[SELECTED EXCERPT]
This would be like the Copperhead.....an aircraft carrier. No comparison.


----------



## johnmauser (Sep 9, 2009)

Just got my SUV 17, but I think I can answer for you. 

Never been in one of the Gheenoe LTs but my SUV is waaaaaay less tippy than the Gheenoe Highsider I used to own. I feel completely comfortable on the platform on the SUV, plenty of room, and wasn't even concerned while poling with my little boy running from side to side trying to rock the boat.


----------



## JimCameron (Jan 3, 2010)

Tippy???? Did you guys look at the photos?? In photo 13 he is standing on the platform, balancing a piece of drift wood on his head that have two birds perched on it. No way he could do that in some tippy boat.


----------



## mudd_minnow (Oct 13, 2010)

[TASK TO COMPLETE] Extend the forum thread about how tippy the SUV 17 skiff feels, picking up right after its final line.

[STORED RECORDS]

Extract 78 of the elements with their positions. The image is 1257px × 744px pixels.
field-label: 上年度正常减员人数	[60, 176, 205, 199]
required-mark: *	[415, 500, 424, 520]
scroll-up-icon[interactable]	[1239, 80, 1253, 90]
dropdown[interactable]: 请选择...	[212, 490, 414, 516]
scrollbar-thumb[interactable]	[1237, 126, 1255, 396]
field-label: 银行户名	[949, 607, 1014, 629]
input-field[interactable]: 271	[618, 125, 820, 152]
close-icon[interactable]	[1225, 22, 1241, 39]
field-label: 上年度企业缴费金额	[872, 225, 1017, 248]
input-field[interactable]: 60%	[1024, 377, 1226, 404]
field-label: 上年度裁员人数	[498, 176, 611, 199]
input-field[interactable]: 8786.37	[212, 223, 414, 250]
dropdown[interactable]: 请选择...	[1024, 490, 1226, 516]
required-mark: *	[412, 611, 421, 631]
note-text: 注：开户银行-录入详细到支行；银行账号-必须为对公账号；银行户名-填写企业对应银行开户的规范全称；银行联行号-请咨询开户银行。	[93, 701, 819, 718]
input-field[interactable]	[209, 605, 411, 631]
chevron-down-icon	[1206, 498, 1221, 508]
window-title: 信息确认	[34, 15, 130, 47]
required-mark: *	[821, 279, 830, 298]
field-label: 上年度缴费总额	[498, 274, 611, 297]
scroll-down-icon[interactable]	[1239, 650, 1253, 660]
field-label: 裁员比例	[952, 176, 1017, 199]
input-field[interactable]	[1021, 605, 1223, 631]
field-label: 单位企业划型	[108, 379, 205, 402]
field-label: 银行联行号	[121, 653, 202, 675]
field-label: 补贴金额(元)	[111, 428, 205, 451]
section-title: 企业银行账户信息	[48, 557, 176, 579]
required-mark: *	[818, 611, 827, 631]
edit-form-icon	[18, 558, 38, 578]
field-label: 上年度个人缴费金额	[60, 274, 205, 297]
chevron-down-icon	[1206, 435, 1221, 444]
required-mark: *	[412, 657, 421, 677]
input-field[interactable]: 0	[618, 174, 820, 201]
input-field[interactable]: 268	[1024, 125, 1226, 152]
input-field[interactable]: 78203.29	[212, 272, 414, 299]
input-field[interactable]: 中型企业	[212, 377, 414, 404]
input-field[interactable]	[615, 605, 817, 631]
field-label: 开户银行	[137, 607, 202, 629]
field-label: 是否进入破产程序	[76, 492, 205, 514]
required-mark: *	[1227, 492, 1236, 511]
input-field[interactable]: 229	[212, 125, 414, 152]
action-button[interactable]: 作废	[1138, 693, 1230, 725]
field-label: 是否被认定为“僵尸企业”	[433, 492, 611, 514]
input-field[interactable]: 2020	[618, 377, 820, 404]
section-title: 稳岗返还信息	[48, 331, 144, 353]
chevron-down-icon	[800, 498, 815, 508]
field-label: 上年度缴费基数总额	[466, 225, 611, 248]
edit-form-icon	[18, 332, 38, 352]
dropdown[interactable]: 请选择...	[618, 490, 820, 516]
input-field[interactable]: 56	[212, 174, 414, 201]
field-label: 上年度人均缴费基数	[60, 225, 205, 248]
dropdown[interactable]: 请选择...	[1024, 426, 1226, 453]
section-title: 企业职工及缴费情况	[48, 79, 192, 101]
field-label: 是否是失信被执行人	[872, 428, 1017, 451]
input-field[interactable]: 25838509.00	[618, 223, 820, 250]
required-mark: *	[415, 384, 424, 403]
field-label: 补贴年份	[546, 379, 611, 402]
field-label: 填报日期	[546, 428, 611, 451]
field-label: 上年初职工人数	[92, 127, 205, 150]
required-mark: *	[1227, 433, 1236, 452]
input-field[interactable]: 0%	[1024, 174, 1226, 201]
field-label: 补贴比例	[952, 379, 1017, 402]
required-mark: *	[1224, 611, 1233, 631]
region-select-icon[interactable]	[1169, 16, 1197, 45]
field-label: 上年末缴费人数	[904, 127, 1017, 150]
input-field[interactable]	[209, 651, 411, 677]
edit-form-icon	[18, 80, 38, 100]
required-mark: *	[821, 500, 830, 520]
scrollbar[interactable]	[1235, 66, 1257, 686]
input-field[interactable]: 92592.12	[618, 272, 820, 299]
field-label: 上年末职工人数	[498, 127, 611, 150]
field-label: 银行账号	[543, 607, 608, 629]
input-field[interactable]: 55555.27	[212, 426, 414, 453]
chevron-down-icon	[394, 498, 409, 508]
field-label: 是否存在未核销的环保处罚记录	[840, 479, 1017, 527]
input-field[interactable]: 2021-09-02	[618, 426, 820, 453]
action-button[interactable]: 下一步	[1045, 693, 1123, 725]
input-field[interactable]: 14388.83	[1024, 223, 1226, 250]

[OUTPUT BELOW]
Thats awsome, Love the replies. I'm looking forword to completing my 15 ft johnson skiff with a full deck front and rear and a hatch cover where I stand and pilot from. I was real worried about being tippy but hopefully it won't be. Lookin forword to pics of your suv.


----------



## Shadowcast (Feb 26, 2008)

> Tippy????  Did you guys look at the photos??  In photo 13 he is standing on the platform, balancing a piece of drift wood on his head that have two birds perched on it.  No way he could do that in some tippy boat.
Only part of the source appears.